------ Provided information ------

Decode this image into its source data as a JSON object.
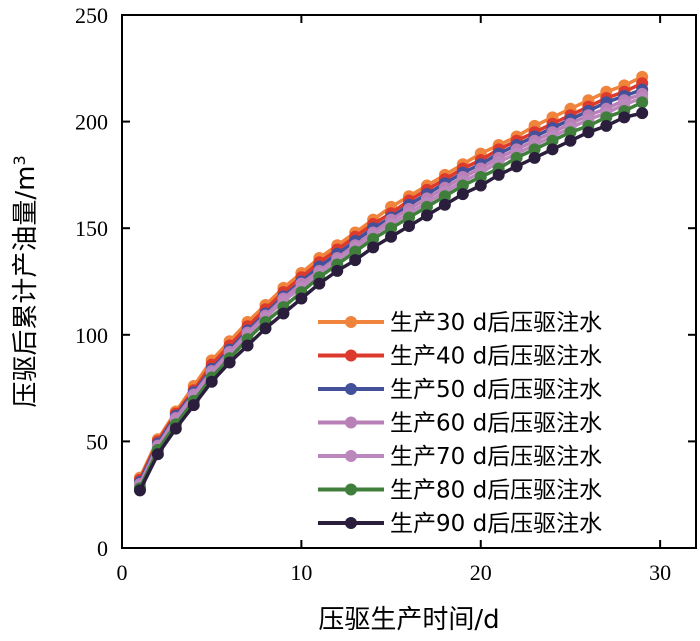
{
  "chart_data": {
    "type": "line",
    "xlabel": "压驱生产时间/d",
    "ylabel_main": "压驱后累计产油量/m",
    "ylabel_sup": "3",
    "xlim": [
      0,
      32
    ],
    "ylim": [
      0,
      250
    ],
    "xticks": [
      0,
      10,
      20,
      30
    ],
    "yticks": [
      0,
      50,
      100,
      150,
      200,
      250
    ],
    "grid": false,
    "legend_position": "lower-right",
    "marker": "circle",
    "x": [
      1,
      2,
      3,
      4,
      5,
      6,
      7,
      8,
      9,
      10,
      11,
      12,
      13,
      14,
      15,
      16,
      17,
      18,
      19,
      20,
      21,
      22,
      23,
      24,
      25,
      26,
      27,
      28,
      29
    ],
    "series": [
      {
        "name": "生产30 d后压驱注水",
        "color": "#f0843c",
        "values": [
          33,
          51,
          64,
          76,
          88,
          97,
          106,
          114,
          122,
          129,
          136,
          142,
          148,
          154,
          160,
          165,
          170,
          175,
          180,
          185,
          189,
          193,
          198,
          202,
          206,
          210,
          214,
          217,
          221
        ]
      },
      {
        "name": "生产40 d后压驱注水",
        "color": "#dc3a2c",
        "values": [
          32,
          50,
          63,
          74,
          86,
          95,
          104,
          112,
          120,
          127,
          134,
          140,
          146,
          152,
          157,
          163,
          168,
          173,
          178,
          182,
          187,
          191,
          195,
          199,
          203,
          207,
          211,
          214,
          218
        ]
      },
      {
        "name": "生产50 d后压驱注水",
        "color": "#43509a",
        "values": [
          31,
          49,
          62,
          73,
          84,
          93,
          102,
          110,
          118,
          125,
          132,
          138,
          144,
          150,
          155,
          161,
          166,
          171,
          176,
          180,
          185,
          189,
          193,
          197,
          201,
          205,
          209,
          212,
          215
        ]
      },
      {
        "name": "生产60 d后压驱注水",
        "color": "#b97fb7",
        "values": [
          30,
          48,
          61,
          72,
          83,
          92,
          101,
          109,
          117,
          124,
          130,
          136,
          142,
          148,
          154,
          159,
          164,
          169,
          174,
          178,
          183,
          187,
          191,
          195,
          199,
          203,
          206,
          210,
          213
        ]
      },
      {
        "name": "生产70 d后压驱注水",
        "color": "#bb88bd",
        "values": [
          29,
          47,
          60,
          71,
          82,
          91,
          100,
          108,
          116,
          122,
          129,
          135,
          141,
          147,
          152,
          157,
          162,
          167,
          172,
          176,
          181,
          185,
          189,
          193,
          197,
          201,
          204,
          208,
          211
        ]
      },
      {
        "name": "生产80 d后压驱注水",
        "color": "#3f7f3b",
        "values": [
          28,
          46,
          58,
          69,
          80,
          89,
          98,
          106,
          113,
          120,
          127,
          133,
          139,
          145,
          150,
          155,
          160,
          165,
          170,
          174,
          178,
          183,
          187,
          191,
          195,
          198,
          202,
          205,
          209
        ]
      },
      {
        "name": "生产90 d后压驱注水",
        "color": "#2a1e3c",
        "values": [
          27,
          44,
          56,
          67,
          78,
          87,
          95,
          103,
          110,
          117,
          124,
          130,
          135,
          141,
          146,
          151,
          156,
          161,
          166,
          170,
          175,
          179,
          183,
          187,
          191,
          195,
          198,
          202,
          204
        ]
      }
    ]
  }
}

------
------ Provided information ------

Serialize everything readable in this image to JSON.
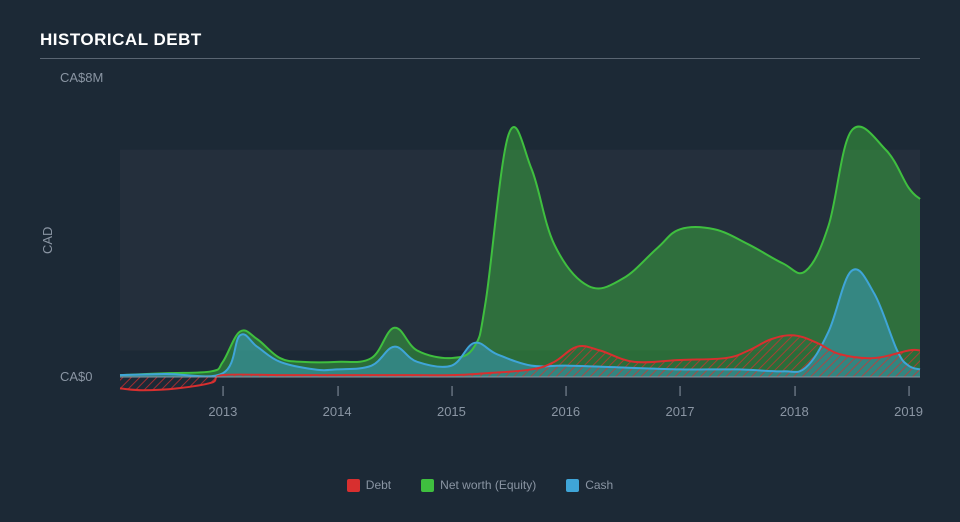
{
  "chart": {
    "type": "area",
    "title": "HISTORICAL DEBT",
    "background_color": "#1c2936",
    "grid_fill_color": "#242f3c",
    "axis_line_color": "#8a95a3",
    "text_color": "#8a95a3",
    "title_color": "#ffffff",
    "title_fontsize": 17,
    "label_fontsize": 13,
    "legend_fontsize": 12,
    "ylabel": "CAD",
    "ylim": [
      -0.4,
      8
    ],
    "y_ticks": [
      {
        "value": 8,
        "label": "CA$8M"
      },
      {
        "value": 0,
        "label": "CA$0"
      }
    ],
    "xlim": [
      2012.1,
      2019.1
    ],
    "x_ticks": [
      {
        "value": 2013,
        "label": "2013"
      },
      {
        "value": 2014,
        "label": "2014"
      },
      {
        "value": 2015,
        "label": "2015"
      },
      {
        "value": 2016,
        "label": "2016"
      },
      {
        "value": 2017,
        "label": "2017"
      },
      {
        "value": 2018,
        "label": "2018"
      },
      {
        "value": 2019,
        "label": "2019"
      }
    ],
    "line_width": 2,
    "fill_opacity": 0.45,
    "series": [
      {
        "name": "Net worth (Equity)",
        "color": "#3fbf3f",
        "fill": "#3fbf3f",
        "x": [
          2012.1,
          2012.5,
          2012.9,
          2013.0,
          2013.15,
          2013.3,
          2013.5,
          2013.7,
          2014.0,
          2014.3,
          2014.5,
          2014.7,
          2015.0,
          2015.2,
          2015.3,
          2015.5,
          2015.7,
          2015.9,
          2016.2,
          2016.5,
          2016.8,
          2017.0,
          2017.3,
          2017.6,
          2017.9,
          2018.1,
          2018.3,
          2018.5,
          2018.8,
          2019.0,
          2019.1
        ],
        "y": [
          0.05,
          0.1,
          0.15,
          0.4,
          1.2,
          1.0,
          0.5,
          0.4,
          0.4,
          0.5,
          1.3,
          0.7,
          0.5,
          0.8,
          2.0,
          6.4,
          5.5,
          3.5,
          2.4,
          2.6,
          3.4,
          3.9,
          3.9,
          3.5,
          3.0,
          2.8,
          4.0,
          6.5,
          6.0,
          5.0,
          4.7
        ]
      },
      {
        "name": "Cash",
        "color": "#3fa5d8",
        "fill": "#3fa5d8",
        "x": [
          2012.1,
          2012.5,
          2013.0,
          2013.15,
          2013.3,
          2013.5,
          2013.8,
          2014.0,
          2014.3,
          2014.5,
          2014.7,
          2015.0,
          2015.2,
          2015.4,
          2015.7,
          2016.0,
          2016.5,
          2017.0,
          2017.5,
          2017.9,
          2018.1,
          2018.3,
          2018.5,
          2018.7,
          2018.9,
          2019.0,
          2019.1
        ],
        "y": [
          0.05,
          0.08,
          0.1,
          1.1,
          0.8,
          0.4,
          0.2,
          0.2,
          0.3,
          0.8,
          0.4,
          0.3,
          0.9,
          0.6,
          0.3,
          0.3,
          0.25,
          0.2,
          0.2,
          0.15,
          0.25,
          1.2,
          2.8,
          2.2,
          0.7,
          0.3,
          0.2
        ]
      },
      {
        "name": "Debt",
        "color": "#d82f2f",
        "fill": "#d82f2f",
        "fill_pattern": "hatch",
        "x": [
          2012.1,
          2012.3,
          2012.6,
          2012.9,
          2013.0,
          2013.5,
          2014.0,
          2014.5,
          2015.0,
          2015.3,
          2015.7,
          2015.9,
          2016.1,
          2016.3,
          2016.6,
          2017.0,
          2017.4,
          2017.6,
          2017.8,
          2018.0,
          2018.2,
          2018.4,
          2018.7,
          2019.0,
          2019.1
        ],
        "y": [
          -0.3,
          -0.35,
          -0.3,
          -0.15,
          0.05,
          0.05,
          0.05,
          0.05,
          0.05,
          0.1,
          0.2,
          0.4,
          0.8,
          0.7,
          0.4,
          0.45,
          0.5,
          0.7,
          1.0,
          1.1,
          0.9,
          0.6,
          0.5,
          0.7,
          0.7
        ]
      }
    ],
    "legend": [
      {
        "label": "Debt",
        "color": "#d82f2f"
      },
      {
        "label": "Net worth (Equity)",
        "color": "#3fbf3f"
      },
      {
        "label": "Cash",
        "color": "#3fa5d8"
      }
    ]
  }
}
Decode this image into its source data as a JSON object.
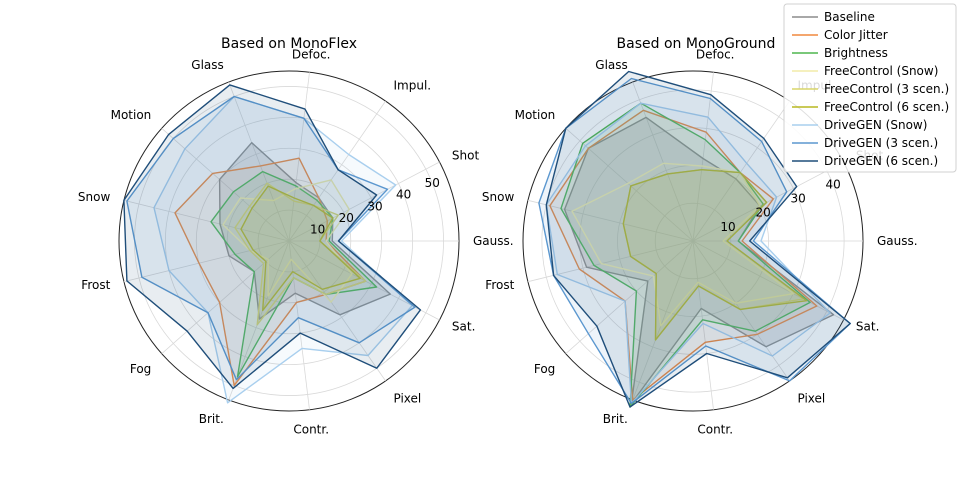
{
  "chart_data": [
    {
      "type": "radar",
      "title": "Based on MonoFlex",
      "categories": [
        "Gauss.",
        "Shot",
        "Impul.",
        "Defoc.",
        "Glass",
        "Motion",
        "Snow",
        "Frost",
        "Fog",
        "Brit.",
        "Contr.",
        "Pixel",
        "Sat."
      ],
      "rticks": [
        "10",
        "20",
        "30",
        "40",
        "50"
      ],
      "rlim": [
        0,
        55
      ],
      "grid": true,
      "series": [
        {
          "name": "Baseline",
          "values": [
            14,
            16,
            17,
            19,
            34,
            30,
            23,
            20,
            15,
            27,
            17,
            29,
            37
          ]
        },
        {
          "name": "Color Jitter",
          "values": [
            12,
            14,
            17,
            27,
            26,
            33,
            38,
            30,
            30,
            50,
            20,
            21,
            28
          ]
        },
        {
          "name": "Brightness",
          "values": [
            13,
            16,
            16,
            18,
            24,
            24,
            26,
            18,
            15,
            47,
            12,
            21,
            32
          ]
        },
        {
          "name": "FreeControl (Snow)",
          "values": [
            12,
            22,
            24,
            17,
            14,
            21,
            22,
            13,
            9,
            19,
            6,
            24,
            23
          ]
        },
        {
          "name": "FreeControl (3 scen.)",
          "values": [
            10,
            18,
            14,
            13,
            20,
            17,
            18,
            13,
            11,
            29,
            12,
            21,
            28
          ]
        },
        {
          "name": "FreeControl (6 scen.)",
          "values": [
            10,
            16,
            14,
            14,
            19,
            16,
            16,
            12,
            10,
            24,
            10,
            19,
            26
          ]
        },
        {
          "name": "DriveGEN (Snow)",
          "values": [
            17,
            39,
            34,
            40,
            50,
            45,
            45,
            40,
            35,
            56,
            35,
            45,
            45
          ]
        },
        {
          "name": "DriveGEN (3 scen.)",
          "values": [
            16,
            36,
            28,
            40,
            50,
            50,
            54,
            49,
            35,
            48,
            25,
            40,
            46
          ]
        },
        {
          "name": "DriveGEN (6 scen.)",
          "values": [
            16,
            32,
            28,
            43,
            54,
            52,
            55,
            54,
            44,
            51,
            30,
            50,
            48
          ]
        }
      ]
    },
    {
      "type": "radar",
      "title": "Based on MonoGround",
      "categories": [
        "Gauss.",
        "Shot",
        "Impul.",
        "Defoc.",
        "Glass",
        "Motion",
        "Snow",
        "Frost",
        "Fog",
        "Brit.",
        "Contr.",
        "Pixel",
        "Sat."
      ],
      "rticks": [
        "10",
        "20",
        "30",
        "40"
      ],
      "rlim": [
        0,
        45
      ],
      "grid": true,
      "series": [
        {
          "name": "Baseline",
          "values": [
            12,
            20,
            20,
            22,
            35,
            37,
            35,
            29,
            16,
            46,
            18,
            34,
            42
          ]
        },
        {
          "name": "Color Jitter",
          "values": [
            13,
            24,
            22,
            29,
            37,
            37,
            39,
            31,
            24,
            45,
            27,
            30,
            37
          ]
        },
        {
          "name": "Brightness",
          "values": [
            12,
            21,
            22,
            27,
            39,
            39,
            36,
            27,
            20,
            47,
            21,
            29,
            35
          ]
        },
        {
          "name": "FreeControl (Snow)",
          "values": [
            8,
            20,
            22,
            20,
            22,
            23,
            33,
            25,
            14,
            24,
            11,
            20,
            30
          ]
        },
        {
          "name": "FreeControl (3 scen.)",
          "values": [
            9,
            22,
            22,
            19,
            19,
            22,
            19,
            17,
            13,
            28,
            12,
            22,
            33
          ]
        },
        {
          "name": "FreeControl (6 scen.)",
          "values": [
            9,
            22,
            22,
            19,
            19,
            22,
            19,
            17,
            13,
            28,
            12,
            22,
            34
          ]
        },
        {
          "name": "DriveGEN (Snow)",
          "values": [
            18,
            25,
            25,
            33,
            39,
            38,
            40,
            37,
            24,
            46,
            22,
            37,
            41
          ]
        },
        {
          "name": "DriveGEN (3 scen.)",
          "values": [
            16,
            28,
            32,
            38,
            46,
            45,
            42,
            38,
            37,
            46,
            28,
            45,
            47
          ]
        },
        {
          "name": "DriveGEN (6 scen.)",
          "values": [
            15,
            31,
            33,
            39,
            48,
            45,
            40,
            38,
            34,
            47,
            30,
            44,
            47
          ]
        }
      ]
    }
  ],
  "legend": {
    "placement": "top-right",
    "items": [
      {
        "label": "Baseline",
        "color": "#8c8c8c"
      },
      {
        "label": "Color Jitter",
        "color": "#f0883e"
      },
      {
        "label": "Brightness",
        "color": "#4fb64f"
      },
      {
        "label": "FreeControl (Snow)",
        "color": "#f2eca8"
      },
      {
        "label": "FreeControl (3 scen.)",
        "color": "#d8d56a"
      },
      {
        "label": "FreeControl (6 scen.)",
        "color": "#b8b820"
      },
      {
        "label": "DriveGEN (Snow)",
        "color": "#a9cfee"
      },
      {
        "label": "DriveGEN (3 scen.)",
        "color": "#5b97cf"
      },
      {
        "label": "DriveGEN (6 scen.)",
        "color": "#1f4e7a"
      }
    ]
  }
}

------

### Your objective
Where a line in the material above holds "worth", copy that line.

### Reply to the exercise
        "name": "Net worth (Equity)",
        "label": "Net worth (Equity)",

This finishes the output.